**Exercise**
Look below for the line with "Read this page and output its text content.", then repeat it and all lines after it, exactly, minus any pictures.

********

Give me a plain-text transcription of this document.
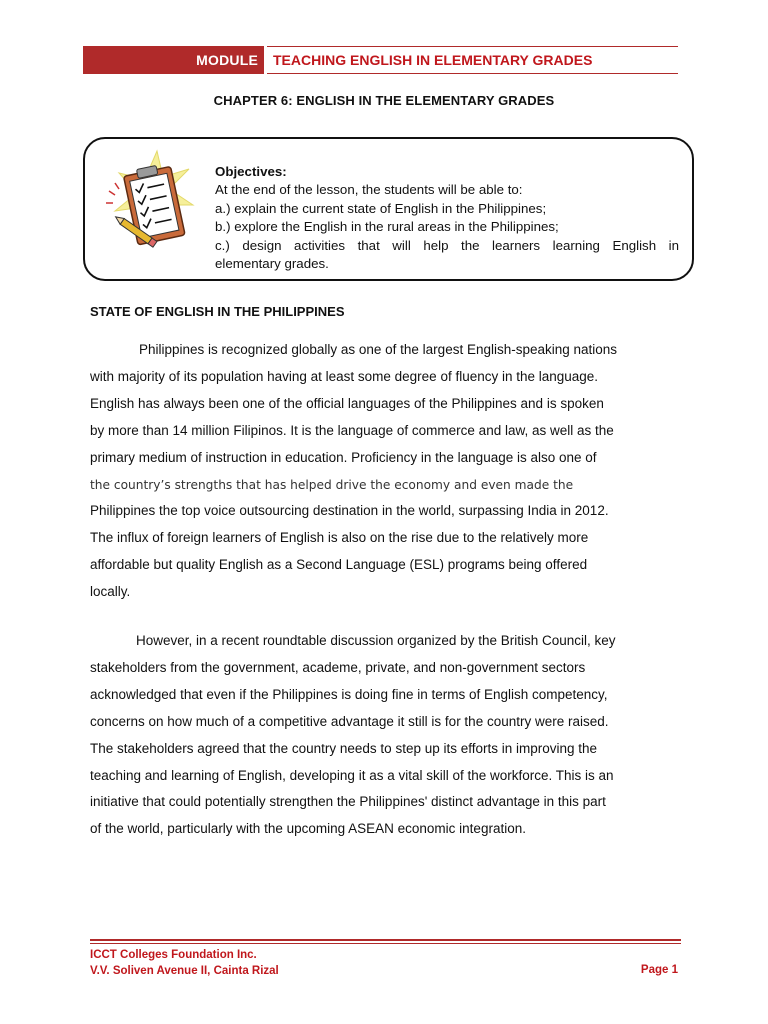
MODULE	TEACHING ENGLISH IN ELEMENTARY GRADES
CHAPTER 6: ENGLISH IN THE ELEMENTARY GRADES
Objectives:
At the end of the lesson, the students will be able to:
a.) explain the current state of English in the Philippines;
b.) explore the English in the rural areas in the Philippines;
c.) design activities that will help the learners learning English in
elementary grades.
STATE OF ENGLISH IN THE PHILIPPINES
Philippines is recognized globally as one of the largest English-speaking nations
with majority of its population having at least some degree of fluency in the language.
English has always been one of the official languages of the Philippines and is spoken
by more than 14 million Filipinos. It is the language of commerce and law, as well as the
primary medium of instruction in education. Proficiency in the language is also one of
the country’s strengths that has helped drive the economy and even made the
Philippines the top voice outsourcing destination in the world, surpassing India in 2012.
The influx of foreign learners of English is also on the rise due to the relatively more
affordable but quality English as a Second Language (ESL) programs being offered
locally.
However, in a recent roundtable discussion organized by the British Council, key
stakeholders from the government, academe, private, and non-government sectors
acknowledged that even if the Philippines is doing fine in terms of English competency,
concerns on how much of a competitive advantage it still is for the country were raised.
The stakeholders agreed that the country needs to step up its efforts in improving the
teaching and learning of English, developing it as a vital skill of the workforce. This is an
initiative that could potentially strengthen the Philippines' distinct advantage in this part
of the world, particularly with the upcoming ASEAN economic integration.
ICCT Colleges Foundation Inc.
V.V. Soliven Avenue II, Cainta Rizal	Page 1
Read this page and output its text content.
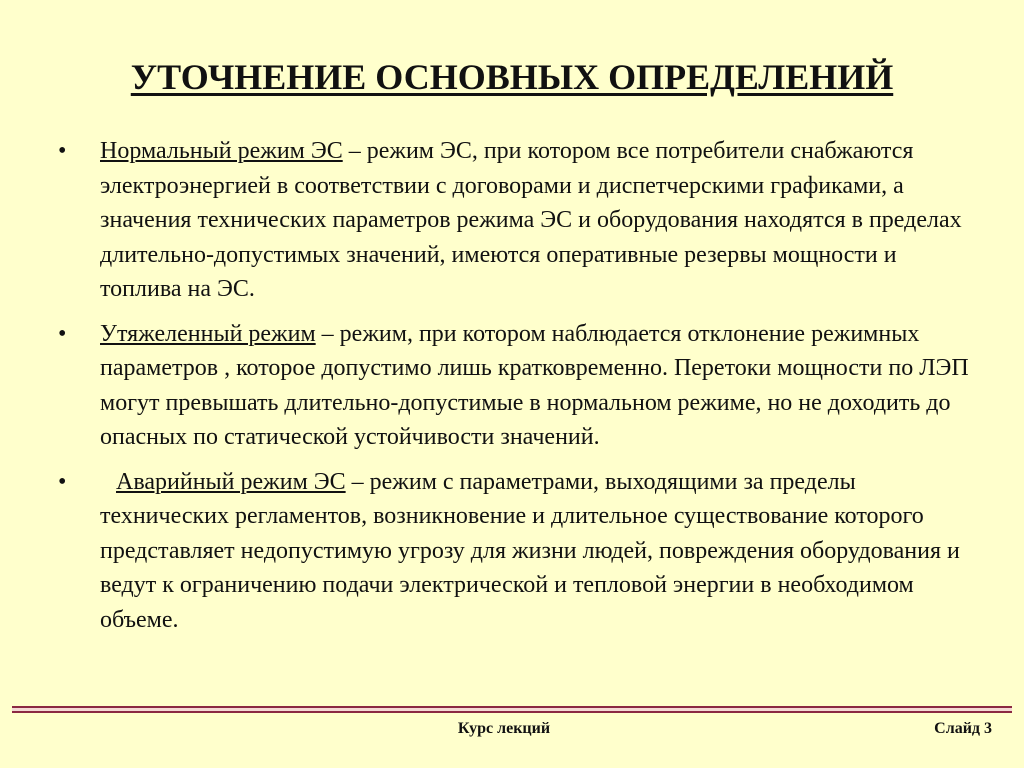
УТОЧНЕНИЕ ОСНОВНЫХ ОПРЕДЕЛЕНИЙ
• Нормальный режим ЭС – режим ЭС, при котором все потребители снабжаются электроэнергией в соответствии с договорами и диспетчерскими графиками, а значения технических параметров режима ЭС и оборудования находятся в пределах длительно-допустимых значений, имеются оперативные резервы мощности и топлива на ЭС.
• Утяжеленный режим – режим, при котором наблюдается отклонение режимных параметров , которое допустимо лишь кратковременно. Перетоки мощности по ЛЭП могут превышать длительно-допустимые в нормальном режиме, но не доходить до опасных по статической устойчивости значений.
• Аварийный режим ЭС – режим с параметрами, выходящими за пределы технических регламентов, возникновение и длительное существование которого представляет недопустимую угрозу для жизни людей, повреждения оборудования и ведут к ограничению подачи электрической и тепловой энергии в необходимом объеме.
Курс лекций	Слайд 3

********

**Answer**
Read this page and output its text content.
УТОЧНЕНИЕ ОСНОВНЫХ ОПРЕДЕЛЕНИЙ
• Нормальный режим ЭС – режим ЭС, при котором все потребители снабжаются электроэнергией в соответствии с договорами и диспетчерскими графиками, а значения технических параметров режима ЭС и оборудования находятся в пределах длительно-допустимых значений, имеются оперативные резервы мощности и топлива на ЭС.
• Утяжеленный режим – режим, при котором наблюдается отклонение режимных параметров , которое допустимо лишь кратковременно. Перетоки мощности по ЛЭП могут превышать длительно-допустимые в нормальном режиме, но не доходить до опасных по статической устойчивости значений.
• Аварийный режим ЭС – режим с параметрами, выходящими за пределы технических регламентов, возникновение и длительное существование которого представляет недопустимую угрозу для жизни людей, повреждения оборудования и ведут к ограничению подачи электрической и тепловой энергии в необходимом объеме.
Курс лекций	Слайд 3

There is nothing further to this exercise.